Set exercise | Quote the records beneath, complete and exact. Leave out images.

--------

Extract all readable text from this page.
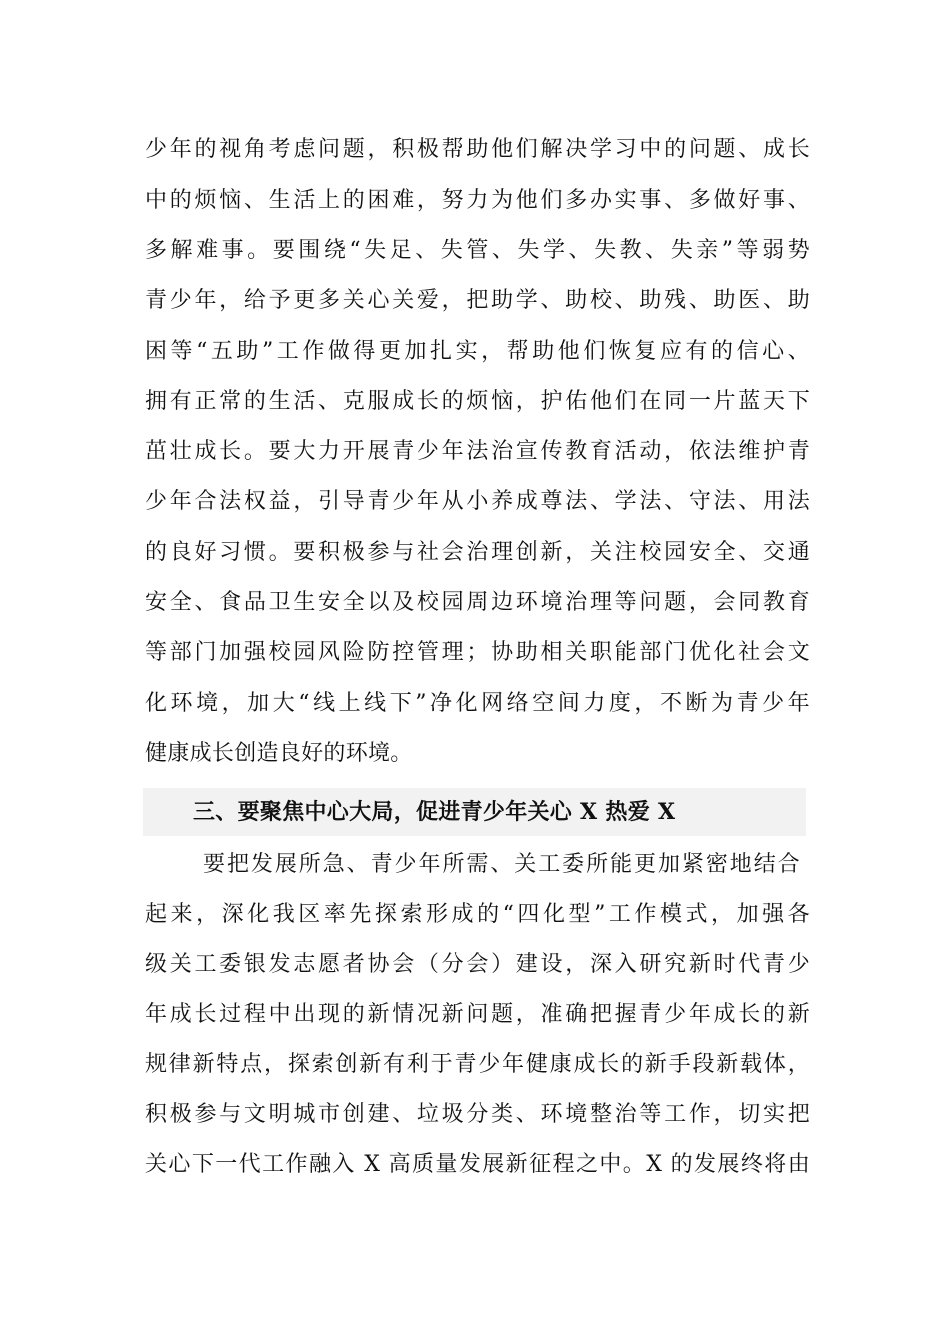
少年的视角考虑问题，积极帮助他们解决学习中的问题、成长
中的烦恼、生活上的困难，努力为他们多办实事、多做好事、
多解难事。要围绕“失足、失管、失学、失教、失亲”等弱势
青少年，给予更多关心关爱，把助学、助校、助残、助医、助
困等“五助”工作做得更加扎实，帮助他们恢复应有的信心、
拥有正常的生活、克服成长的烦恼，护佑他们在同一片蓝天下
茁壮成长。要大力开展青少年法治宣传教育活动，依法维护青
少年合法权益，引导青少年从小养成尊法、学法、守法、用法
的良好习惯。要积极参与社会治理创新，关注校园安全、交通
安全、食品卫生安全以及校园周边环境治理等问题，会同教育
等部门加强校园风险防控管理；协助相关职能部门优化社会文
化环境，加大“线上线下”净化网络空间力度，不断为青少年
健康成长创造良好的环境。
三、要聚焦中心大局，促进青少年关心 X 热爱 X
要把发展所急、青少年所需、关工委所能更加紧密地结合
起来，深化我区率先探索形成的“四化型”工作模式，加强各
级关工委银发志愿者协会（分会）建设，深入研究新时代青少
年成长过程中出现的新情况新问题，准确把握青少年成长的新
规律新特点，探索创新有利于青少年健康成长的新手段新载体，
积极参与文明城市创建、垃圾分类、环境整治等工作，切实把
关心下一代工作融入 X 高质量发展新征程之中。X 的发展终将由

--------

Response |
Extract all readable text from this page.
少年的视角考虑问题，积极帮助他们解决学习中的问题、成长
中的烦恼、生活上的困难，努力为他们多办实事、多做好事、
多解难事。要围绕“失足、失管、失学、失教、失亲”等弱势
青少年，给予更多关心关爱，把助学、助校、助残、助医、助
困等“五助”工作做得更加扎实，帮助他们恢复应有的信心、
拥有正常的生活、克服成长的烦恼，护佑他们在同一片蓝天下
茁壮成长。要大力开展青少年法治宣传教育活动，依法维护青
少年合法权益，引导青少年从小养成尊法、学法、守法、用法
的良好习惯。要积极参与社会治理创新，关注校园安全、交通
安全、食品卫生安全以及校园周边环境治理等问题，会同教育
等部门加强校园风险防控管理；协助相关职能部门优化社会文
化环境，加大“线上线下”净化网络空间力度，不断为青少年
健康成长创造良好的环境。
三、要聚焦中心大局，促进青少年关心 X 热爱 X
要把发展所急、青少年所需、关工委所能更加紧密地结合
起来，深化我区率先探索形成的“四化型”工作模式，加强各
级关工委银发志愿者协会（分会）建设，深入研究新时代青少
年成长过程中出现的新情况新问题，准确把握青少年成长的新
规律新特点，探索创新有利于青少年健康成长的新手段新载体，
积极参与文明城市创建、垃圾分类、环境整治等工作，切实把
关心下一代工作融入 X 高质量发展新征程之中。X 的发展终将由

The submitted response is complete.